» **Exercise aim**:
Extract the data exactly, missing nothing.

» **Extracted entries**:
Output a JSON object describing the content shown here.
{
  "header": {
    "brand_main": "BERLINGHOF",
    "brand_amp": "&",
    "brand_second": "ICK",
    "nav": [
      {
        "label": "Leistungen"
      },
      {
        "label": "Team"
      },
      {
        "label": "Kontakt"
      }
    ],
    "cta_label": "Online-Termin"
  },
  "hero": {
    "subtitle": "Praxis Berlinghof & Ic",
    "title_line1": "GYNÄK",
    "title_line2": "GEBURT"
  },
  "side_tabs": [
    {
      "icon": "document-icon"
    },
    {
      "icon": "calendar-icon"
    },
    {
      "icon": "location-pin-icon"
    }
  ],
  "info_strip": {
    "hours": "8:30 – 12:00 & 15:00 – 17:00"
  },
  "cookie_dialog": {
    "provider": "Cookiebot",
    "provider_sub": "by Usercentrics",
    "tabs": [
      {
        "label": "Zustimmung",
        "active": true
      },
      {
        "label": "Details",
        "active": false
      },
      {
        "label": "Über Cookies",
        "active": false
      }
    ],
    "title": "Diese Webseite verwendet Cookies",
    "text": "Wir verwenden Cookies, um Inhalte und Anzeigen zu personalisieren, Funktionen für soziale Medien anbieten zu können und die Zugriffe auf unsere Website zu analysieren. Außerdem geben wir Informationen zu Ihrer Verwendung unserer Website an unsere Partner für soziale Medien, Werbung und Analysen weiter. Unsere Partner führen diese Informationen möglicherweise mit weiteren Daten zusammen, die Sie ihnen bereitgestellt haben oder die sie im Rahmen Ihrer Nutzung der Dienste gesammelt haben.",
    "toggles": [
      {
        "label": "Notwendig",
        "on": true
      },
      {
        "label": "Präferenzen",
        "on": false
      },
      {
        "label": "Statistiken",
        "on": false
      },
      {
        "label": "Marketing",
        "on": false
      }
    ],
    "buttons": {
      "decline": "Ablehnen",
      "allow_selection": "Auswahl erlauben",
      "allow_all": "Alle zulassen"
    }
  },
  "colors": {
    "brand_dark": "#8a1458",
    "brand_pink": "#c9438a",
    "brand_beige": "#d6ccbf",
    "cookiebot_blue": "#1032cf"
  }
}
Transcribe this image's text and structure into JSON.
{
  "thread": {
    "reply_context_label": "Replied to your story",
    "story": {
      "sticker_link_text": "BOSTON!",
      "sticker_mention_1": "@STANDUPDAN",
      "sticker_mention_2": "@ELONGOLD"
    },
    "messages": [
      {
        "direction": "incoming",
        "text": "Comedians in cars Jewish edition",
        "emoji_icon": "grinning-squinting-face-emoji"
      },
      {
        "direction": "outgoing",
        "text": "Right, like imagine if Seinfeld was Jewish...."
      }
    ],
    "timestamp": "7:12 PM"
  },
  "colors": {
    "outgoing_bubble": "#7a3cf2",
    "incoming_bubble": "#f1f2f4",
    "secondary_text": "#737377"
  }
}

» **Written solution**:
Output a JSON object describing the content shown here.
{
  "header": {
    "brand_main": "BERLINGHOF",
    "brand_amp": "&",
    "brand_second": "ICK",
    "nav": [
      {
        "label": "Leistungen"
      },
      {
        "label": "Team"
      },
      {
        "label": "Kontakt"
      }
    ],
    "cta_label": "Online-Termin"
  },
  "hero": {
    "subtitle": "Praxis Berlinghof & Ic",
    "title_line1": "GYNÄK",
    "title_line2": "GEBURT"
  },
  "side_tabs": [
    {
      "icon": "document-icon"
    },
    {
      "icon": "calendar-icon"
    },
    {
      "icon": "location-pin-icon"
    }
  ],
  "info_strip": {
    "hours": "8:30 – 12:00 & 15:00 – 17:00"
  },
  "cookie_dialog": {
    "provider": "Cookiebot",
    "provider_sub": "by Usercentrics",
    "tabs": [
      {
        "label": "Zustimmung",
        "active": true
      },
      {
        "label": "Details",
        "active": false
      },
      {
        "label": "Über Cookies",
        "active": false
      }
    ],
    "title": "Diese Webseite verwendet Cookies",
    "text": "Wir verwenden Cookies, um Inhalte und Anzeigen zu personalisieren, Funktionen für soziale Medien anbieten zu können und die Zugriffe auf unsere Website zu analysieren. Außerdem geben wir Informationen zu Ihrer Verwendung unserer Website an unsere Partner für soziale Medien, Werbung und Analysen weiter. Unsere Partner führen diese Informationen möglicherweise mit weiteren Daten zusammen, die Sie ihnen bereitgestellt haben oder die sie im Rahmen Ihrer Nutzung der Dienste gesammelt haben.",
    "toggles": [
      {
        "label": "Notwendig",
        "on": true
      },
      {
        "label": "Präferenzen",
        "on": false
      },
      {
        "label": "Statistiken",
        "on": false
      },
      {
        "label": "Marketing",
        "on": false
      }
    ],
    "buttons": {
      "decline": "Ablehnen",
      "allow_selection": "Auswahl erlauben",
      "allow_all": "Alle zulassen"
    }
  },
  "colors": {
    "brand_dark": "#8a1458",
    "brand_pink": "#c9438a",
    "brand_beige": "#d6ccbf",
    "cookiebot_blue": "#1032cf"
  }
}
Transcribe this image's text and structure into JSON.
{
  "thread": {
    "reply_context_label": "Replied to your story",
    "story": {
      "sticker_link_text": "BOSTON!",
      "sticker_mention_1": "@STANDUPDAN",
      "sticker_mention_2": "@ELONGOLD"
    },
    "messages": [
      {
        "direction": "incoming",
        "text": "Comedians in cars Jewish edition",
        "emoji_icon": "grinning-squinting-face-emoji"
      },
      {
        "direction": "outgoing",
        "text": "Right, like imagine if Seinfeld was Jewish...."
      }
    ],
    "timestamp": "7:12 PM"
  },
  "colors": {
    "outgoing_bubble": "#7a3cf2",
    "incoming_bubble": "#f1f2f4",
    "secondary_text": "#737377"
  }
}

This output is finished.